▸ 练习要求:
**a.** 在韩红访谈中，韩红说自己把多少时间用于做公益？
**b.** 请接着韩红访谈的最后一句往下续写。

▸ 访谈正文:
══════════════════════════════

韩红:真诚希望我们这样的小基金会,在努力的同时,各国字头的大基金会也做出点榜样,是你们把人家心伤了,解铃还需系铃人。
新京报:大基金会做出榜样是公开透明还是?
韩红:是,你让人信你,让人家信赖你,你们有实力有能力呀。但你们能够得到别人质疑,那肯定,郭美美怎么不说跟我们韩红爱心有关系?
新京报:崔永元说了一句话,如果是别人无端对他泼脏水的话,他可能就要把基金会关了。
韩红:我就不关,我就是我,就相信我说的这句话,中国只有一个韩红,就像全世界只有一个阿甘一样,如果我过多顾及别人怎么看我,过多顾及别人怎么评价我的基金会,没工夫,我只做自己良心过得去的事,我做出来的事可以给所有人看,你可以指责我,谁让我是明星呢,但我也可以说,我经得起光环也扛得住谩骂,中国只有一个韩红。你让我关,我就不关。
聊名人做公益
梦想是成为中国的阿甘
韩红在一张黑色沙发上坐定,背稍稍后仰,以保持舒服的姿势,听到“李连杰被质疑”这一话题,他身体前倾,不假思索,“他没问题”。
新京报:最近,李连杰、崔永元的基金会再遭质疑。你怎么看?
韩红:我相信他们。
新京报:相信他们?
韩红:对。崔永元是我好朋友,我对他毋庸置疑。李连杰是我敬仰的人,我完全信任他……
新京报:那你理解质疑李连杰等明星的人吗?
韩红:理解。对明星而言,能接受光圈的同时也应接受谩骂。
目前,明星参与慈善的确不够多,也不知道明星是怎么想的,或许各有苦衷吧,因为你看当国家有什么事,遭骂的也是明星,明星其实也挺脆弱的,越来越成为一个弱势人群了。
新京报:做公益中,有的明星只是走过场?
韩红:我不去判断他是不是走过场,即便是走过场能去就是一份心。要我说的一句话现在成为我们基金会的座右铭了:一念起便是恩情,一缘起便是万水千山,一念起人家走一个过场,动了这个善念,便是万水千山。
我现在是脚踏实地做事,我也不去辩解,我们也不替其他基金会辩解基金会的事,我注重“行动”两个字。
新京报:明星生活中,花多少时间做公益?
韩红:60%时间在做公益。大部分忙基金会的事情。
新京报:愿意做歌手还是公益人?
韩红:我觉得更愿意人们把我当成韩红爱心基金会的负责人发起人。
新京报:但别人都叫你明星?
韩红:我不喜欢明星,但我不装,我就是靠明星发迹的,没有这张脸没有办法捐更多钱,我的梦想是成为中国的阿甘,明星俩字我不喜欢,但我受用因为帮到我。
新京报:你曾说做公益,期望千古流芳,这话很多明星不敢说。
韩红:我不光说千古流芳,我还说希望有一天我不在这个世间时,韩红爱心团队依然存活,十年、二十年、三十年,老韩已经死去三十年,我的团队依然存在。
新京报:有你的影子?

══════════════════════════════

▸ 存档条目:

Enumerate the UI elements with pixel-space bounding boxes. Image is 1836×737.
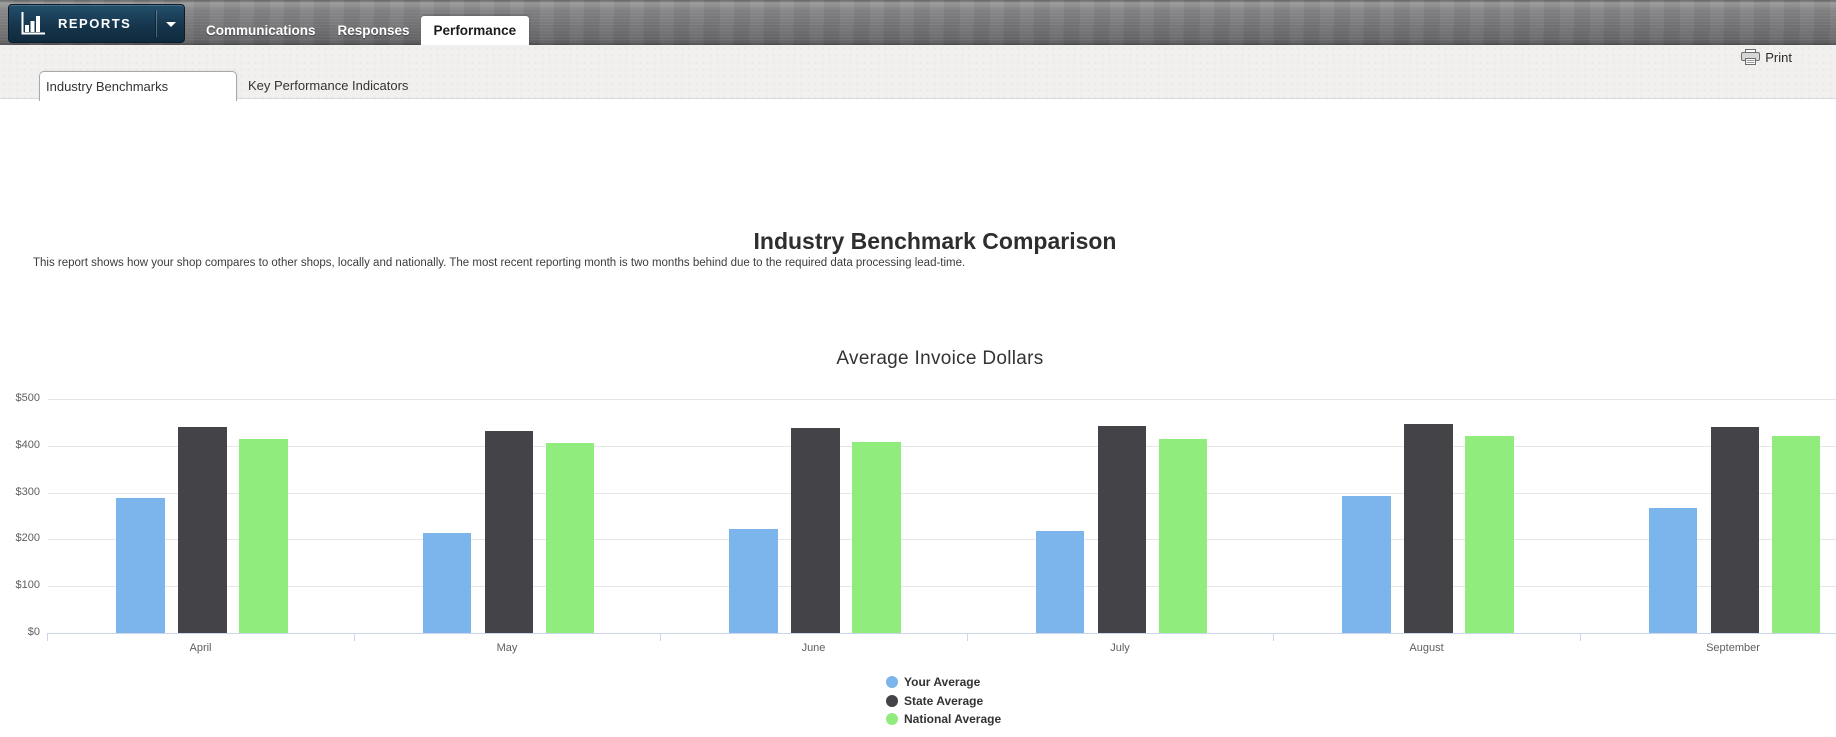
y-axis-label: $500 — [0, 392, 40, 404]
legend-marker-icon — [886, 713, 898, 725]
legend-marker-icon — [886, 676, 898, 688]
benchmark-bar-chart: Average Invoice Dollars Your Average Stat… — [0, 304, 1836, 737]
legend-label: National Average — [904, 712, 1001, 726]
x-axis-label-may: May — [354, 642, 661, 654]
reports-logo-label: REPORTS — [58, 16, 131, 31]
bar-may-your-average[interactable] — [423, 533, 472, 633]
bar-august-your-average[interactable] — [1342, 496, 1391, 633]
legend-label: Your Average — [904, 675, 980, 689]
y-axis-label: $300 — [0, 486, 40, 498]
legend-item-national-average[interactable]: National Average — [886, 710, 1001, 729]
bar-june-state-average[interactable] — [791, 428, 840, 633]
print-button-label: Print — [1765, 50, 1792, 65]
legend-item-your-average[interactable]: Your Average — [886, 673, 1001, 692]
bar-july-national-average[interactable] — [1159, 439, 1208, 633]
bar-june-your-average[interactable] — [729, 529, 778, 633]
reports-menu-button[interactable]: REPORTS — [8, 4, 185, 43]
x-axis-tick — [1580, 633, 1581, 641]
gridline — [48, 586, 1836, 587]
bar-april-national-average[interactable] — [239, 439, 288, 633]
x-axis-label-august: August — [1273, 642, 1580, 654]
logo-divider — [156, 10, 157, 37]
report-content-area: Industry Benchmark Comparison This repor… — [0, 99, 1836, 638]
chart-legend: Your Average State Average National Averag… — [886, 673, 1001, 729]
bar-august-state-average[interactable] — [1404, 424, 1453, 633]
x-axis-tick — [354, 633, 355, 641]
bar-chart-icon — [19, 11, 46, 36]
legend-item-state-average[interactable]: State Average — [886, 692, 1001, 711]
bar-september-your-average[interactable] — [1649, 508, 1698, 633]
bar-may-state-average[interactable] — [485, 431, 534, 633]
bar-july-your-average[interactable] — [1036, 531, 1085, 633]
x-axis-line — [48, 633, 1836, 634]
gridline — [48, 399, 1836, 400]
tab-responses[interactable]: Responses — [327, 16, 421, 45]
chart-title: Average Invoice Dollars — [0, 348, 1836, 370]
legend-marker-icon — [886, 695, 898, 707]
gridline — [48, 446, 1836, 447]
tab-performance[interactable]: Performance — [421, 16, 530, 45]
y-axis-label: $0 — [0, 626, 40, 638]
bar-august-national-average[interactable] — [1465, 436, 1514, 633]
chevron-down-icon[interactable] — [166, 22, 176, 27]
bar-september-state-average[interactable] — [1711, 427, 1760, 633]
bar-june-national-average[interactable] — [852, 442, 901, 633]
legend-label: State Average — [904, 694, 983, 708]
subtab-key-performance-indicators[interactable]: Key Performance Indicators — [237, 71, 408, 100]
subtab-industry-benchmarks[interactable]: Industry Benchmarks — [39, 71, 237, 101]
bar-april-your-average[interactable] — [116, 498, 165, 633]
bar-april-state-average[interactable] — [178, 427, 227, 633]
gridline — [48, 539, 1836, 540]
page-description: This report shows how your shop compares… — [33, 257, 965, 269]
x-axis-label-july: July — [967, 642, 1274, 654]
bar-may-national-average[interactable] — [546, 443, 595, 633]
y-axis-label: $400 — [0, 439, 40, 451]
print-button[interactable]: Print — [1741, 49, 1792, 65]
gridline — [48, 493, 1836, 494]
x-axis-tick — [47, 633, 48, 641]
x-axis-label-april: April — [47, 642, 354, 654]
y-axis-label: $200 — [0, 532, 40, 544]
x-axis-label-june: June — [660, 642, 967, 654]
page-title: Industry Benchmark Comparison — [0, 228, 1836, 255]
x-axis-label-september: September — [1580, 642, 1836, 654]
y-axis-label: $100 — [0, 579, 40, 591]
tab-communications[interactable]: Communications — [195, 16, 327, 45]
printer-icon — [1741, 49, 1760, 65]
x-axis-tick — [967, 633, 968, 641]
bar-july-state-average[interactable] — [1098, 426, 1147, 633]
x-axis-tick — [1273, 633, 1274, 641]
x-axis-tick — [660, 633, 661, 641]
bar-september-national-average[interactable] — [1772, 436, 1821, 633]
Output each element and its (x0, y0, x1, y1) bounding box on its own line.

══════════════════════════════

▸ 参考答案:
**a.** 60%的时间，其中大部分在忙基金会的事情。

**b.**
韩红:宋庆龄先生离开了,她的精神魂魄一直都在基金会发扬光大,我就希望有一天,打开一个中国的版图时,那个版图上面插满了五颜六色的小旗子,那代表韩红爱心的人去过的每一个地方,中国很大,我们要一个地方一个地方去插上鲜艳的小旗子,不仅需要勇气,更需要坚持。
聊公益生活
我愿意死在公益路上
和青年时候“死在舞台上”的期望不同,经历了公益慈善之后,韩红选择了新死法,她认为死在公益路上最有意义。说这话时,她像讲述一个温暖的故事,丝毫没有死亡带来的寒意。
新京报:公益生活何时开始?
韩红:1999年10月,在贵州麻岭风景区,正在运行的缆车突然坠毁,悲剧发生刹那,一个父亲用双手托起了自己两岁半的儿子。结果,儿子得救了,父母却遇难。我得知后,深深感动,创作了歌曲《天亮了》。
我一种直观的感觉是孩子的未来很艰苦,人性本能的善良让我去主动亲近、帮助这个孩子。我助养了这个大难不死的孩子。从这时起,我算是真正认识公益。
新京报:一发不可收拾?
韩红:就我本人而言,我对金钱不感兴趣。一年就我一个人生活,OK,我能花多少钱?
潘子灏是我助养的第一个孤儿。接下来十多年里,我成了第二个,第三个……第229个孤儿的妈妈。
新京报:妈妈?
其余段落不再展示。